__Problem details__.
Report the count of lines that carry the string "арқылы", and add nothing.

◇ ◇ ◇ ◇

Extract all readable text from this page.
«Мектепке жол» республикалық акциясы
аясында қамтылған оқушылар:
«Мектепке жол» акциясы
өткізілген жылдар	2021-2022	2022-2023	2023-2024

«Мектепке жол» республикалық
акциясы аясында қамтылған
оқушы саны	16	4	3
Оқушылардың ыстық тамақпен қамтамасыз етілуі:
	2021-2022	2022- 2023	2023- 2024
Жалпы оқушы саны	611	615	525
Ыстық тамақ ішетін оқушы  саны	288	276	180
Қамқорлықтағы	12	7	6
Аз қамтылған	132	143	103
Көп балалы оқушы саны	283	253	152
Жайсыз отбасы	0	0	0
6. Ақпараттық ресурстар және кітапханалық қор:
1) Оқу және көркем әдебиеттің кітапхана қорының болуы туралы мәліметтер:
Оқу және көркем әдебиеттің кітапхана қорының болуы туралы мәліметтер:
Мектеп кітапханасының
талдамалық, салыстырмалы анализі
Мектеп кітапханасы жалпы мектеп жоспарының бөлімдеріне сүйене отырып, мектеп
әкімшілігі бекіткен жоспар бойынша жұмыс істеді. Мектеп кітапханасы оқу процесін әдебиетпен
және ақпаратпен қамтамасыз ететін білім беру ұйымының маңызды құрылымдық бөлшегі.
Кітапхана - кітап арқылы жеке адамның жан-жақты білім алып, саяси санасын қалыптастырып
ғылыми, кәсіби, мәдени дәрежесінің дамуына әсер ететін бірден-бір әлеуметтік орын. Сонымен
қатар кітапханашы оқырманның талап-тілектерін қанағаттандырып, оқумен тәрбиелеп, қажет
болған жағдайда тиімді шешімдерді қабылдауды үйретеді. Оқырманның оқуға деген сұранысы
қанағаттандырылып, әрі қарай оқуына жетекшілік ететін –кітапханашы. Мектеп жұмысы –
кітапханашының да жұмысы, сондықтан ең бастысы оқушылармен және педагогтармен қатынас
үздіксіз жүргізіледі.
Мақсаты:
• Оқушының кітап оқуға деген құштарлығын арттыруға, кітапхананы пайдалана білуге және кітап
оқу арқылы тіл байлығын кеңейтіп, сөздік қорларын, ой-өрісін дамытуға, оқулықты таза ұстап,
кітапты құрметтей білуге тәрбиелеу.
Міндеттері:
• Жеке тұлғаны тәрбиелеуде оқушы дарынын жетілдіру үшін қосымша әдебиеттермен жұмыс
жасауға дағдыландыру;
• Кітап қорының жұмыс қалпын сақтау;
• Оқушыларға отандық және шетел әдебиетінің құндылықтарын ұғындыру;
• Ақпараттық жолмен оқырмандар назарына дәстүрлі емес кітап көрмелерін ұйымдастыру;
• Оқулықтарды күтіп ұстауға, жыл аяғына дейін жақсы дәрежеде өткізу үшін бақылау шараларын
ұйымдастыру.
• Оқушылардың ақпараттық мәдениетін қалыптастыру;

◇ ◇ ◇ ◇

__Expected answer__.
2